### WORK INSTRUCTIONS
Quote the whole listing exactly. Leave the pictures out of your copy.

(Source records)
•••

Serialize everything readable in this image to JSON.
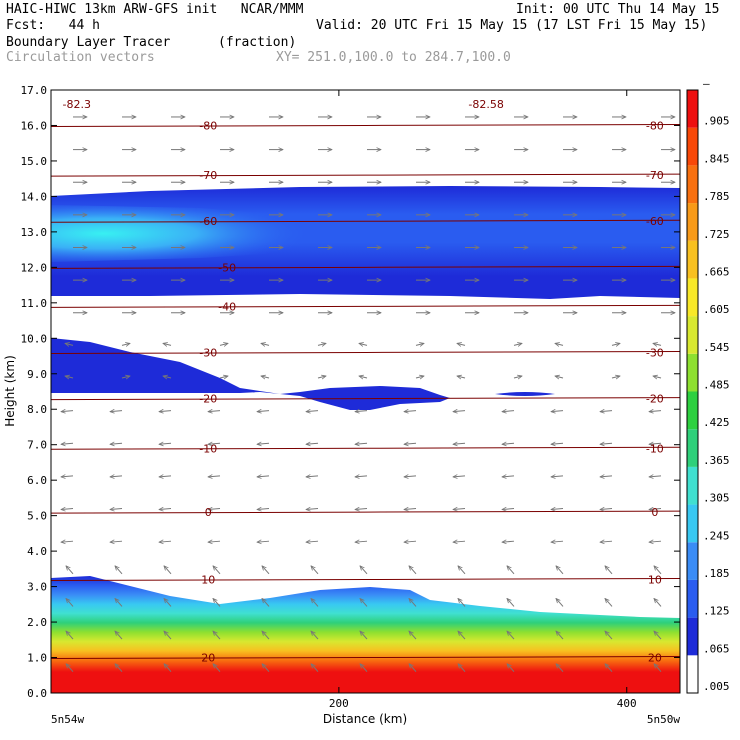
{
  "header": {
    "line1_left": "HAIC-HIWC 13km ARW-GFS init   NCAR/MMM",
    "line1_right": "Init: 00 UTC Thu 14 May 15",
    "line2_left": "Fcst:   44 h",
    "line2_right": "Valid: 20 UTC Fri 15 May 15 (17 LST Fri 15 May 15)",
    "line3_left": "Boundary Layer Tracer",
    "line3_units": "(fraction)",
    "line4_left": "Circulation vectors",
    "line4_xy": "XY= 251.0,100.0 to 284.7,100.0"
  },
  "chart_data": {
    "type": "cross-section",
    "xlabel": "Distance (km)",
    "ylabel": "Height (km)",
    "x_ticks": [
      "200",
      "400"
    ],
    "x_tick_values": [
      200,
      400
    ],
    "xlim": [
      0,
      437
    ],
    "ylim": [
      0,
      17
    ],
    "y_ticks": [
      "0.0",
      "1.0",
      "2.0",
      "3.0",
      "4.0",
      "5.0",
      "6.0",
      "7.0",
      "8.0",
      "9.0",
      "10.0",
      "11.0",
      "12.0",
      "13.0",
      "14.0",
      "15.0",
      "16.0",
      "17.0"
    ],
    "x_end_left": "5n54w",
    "x_end_right": "5n50w",
    "colorbar": {
      "labels": [
        ".005",
        ".065",
        ".125",
        ".185",
        ".245",
        ".305",
        ".365",
        ".425",
        ".485",
        ".545",
        ".605",
        ".665",
        ".725",
        ".785",
        ".845",
        ".905",
        "–"
      ],
      "colors": [
        "#ffffff",
        "#1e2bd8",
        "#2a5cf0",
        "#3a8cf6",
        "#38c8f2",
        "#40e0d0",
        "#2fd07a",
        "#2ed040",
        "#8ee030",
        "#d8e830",
        "#f8e828",
        "#f8c020",
        "#f89a18",
        "#f87010",
        "#f84808",
        "#ee1010"
      ]
    },
    "temperature_contours": [
      {
        "value": -80,
        "height_km": 16.0,
        "labels": [
          "-80",
          "-80"
        ]
      },
      {
        "value": -70,
        "height_km": 14.6,
        "labels": [
          "-70",
          "-70"
        ]
      },
      {
        "value": -60,
        "height_km": 13.3,
        "labels": [
          "-60",
          "-60"
        ]
      },
      {
        "value": -50,
        "height_km": 12.0,
        "labels": [
          "-50"
        ]
      },
      {
        "value": -40,
        "height_km": 10.9,
        "labels": [
          "-40"
        ]
      },
      {
        "value": -30,
        "height_km": 9.6,
        "labels": [
          "-30",
          "-30"
        ]
      },
      {
        "value": -20,
        "height_km": 8.3,
        "labels": [
          "-20",
          "-20"
        ]
      },
      {
        "value": -10,
        "height_km": 6.9,
        "labels": [
          "-10",
          "-10"
        ]
      },
      {
        "value": 0,
        "height_km": 5.1,
        "labels": [
          "0",
          "0"
        ]
      },
      {
        "value": 10,
        "height_km": 3.2,
        "labels": [
          "10",
          "10"
        ]
      },
      {
        "value": 20,
        "height_km": 1.0,
        "labels": [
          "20",
          "20"
        ]
      }
    ],
    "minima_labels": [
      {
        "text": "-82.3",
        "x_km": 8,
        "height_km": 16.6
      },
      {
        "text": "-82.58",
        "x_km": 290,
        "height_km": 16.6
      }
    ],
    "tracer_layers": [
      {
        "name_hint": "upper",
        "bottom_km": 11.1,
        "top_km": 14.4
      },
      {
        "name_hint": "mid",
        "bottom_km": 8.3,
        "top_km": 10.1
      },
      {
        "name_hint": "boundary",
        "bottom_km": 0.0,
        "top_km": 3.3
      }
    ]
  }
}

•••

### CORRECT RESPONSE
Serialize everything readable in this image to JSON.
{
  "header": {
    "line1_left": "HAIC-HIWC 13km ARW-GFS init   NCAR/MMM",
    "line1_right": "Init: 00 UTC Thu 14 May 15",
    "line2_left": "Fcst:   44 h",
    "line2_right": "Valid: 20 UTC Fri 15 May 15 (17 LST Fri 15 May 15)",
    "line3_left": "Boundary Layer Tracer",
    "line3_units": "(fraction)",
    "line4_left": "Circulation vectors",
    "line4_xy": "XY= 251.0,100.0 to 284.7,100.0"
  },
  "chart_data": {
    "type": "cross-section",
    "xlabel": "Distance (km)",
    "ylabel": "Height (km)",
    "x_ticks": [
      "200",
      "400"
    ],
    "x_tick_values": [
      200,
      400
    ],
    "xlim": [
      0,
      437
    ],
    "ylim": [
      0,
      17
    ],
    "y_ticks": [
      "0.0",
      "1.0",
      "2.0",
      "3.0",
      "4.0",
      "5.0",
      "6.0",
      "7.0",
      "8.0",
      "9.0",
      "10.0",
      "11.0",
      "12.0",
      "13.0",
      "14.0",
      "15.0",
      "16.0",
      "17.0"
    ],
    "x_end_left": "5n54w",
    "x_end_right": "5n50w",
    "colorbar": {
      "labels": [
        ".005",
        ".065",
        ".125",
        ".185",
        ".245",
        ".305",
        ".365",
        ".425",
        ".485",
        ".545",
        ".605",
        ".665",
        ".725",
        ".785",
        ".845",
        ".905",
        "–"
      ],
      "colors": [
        "#ffffff",
        "#1e2bd8",
        "#2a5cf0",
        "#3a8cf6",
        "#38c8f2",
        "#40e0d0",
        "#2fd07a",
        "#2ed040",
        "#8ee030",
        "#d8e830",
        "#f8e828",
        "#f8c020",
        "#f89a18",
        "#f87010",
        "#f84808",
        "#ee1010"
      ]
    },
    "temperature_contours": [
      {
        "value": -80,
        "height_km": 16.0,
        "labels": [
          "-80",
          "-80"
        ]
      },
      {
        "value": -70,
        "height_km": 14.6,
        "labels": [
          "-70",
          "-70"
        ]
      },
      {
        "value": -60,
        "height_km": 13.3,
        "labels": [
          "-60",
          "-60"
        ]
      },
      {
        "value": -50,
        "height_km": 12.0,
        "labels": [
          "-50"
        ]
      },
      {
        "value": -40,
        "height_km": 10.9,
        "labels": [
          "-40"
        ]
      },
      {
        "value": -30,
        "height_km": 9.6,
        "labels": [
          "-30",
          "-30"
        ]
      },
      {
        "value": -20,
        "height_km": 8.3,
        "labels": [
          "-20",
          "-20"
        ]
      },
      {
        "value": -10,
        "height_km": 6.9,
        "labels": [
          "-10",
          "-10"
        ]
      },
      {
        "value": 0,
        "height_km": 5.1,
        "labels": [
          "0",
          "0"
        ]
      },
      {
        "value": 10,
        "height_km": 3.2,
        "labels": [
          "10",
          "10"
        ]
      },
      {
        "value": 20,
        "height_km": 1.0,
        "labels": [
          "20",
          "20"
        ]
      }
    ],
    "minima_labels": [
      {
        "text": "-82.3",
        "x_km": 8,
        "height_km": 16.6
      },
      {
        "text": "-82.58",
        "x_km": 290,
        "height_km": 16.6
      }
    ],
    "tracer_layers": [
      {
        "name_hint": "upper",
        "bottom_km": 11.1,
        "top_km": 14.4
      },
      {
        "name_hint": "mid",
        "bottom_km": 8.3,
        "top_km": 10.1
      },
      {
        "name_hint": "boundary",
        "bottom_km": 0.0,
        "top_km": 3.3
      }
    ]
  }
}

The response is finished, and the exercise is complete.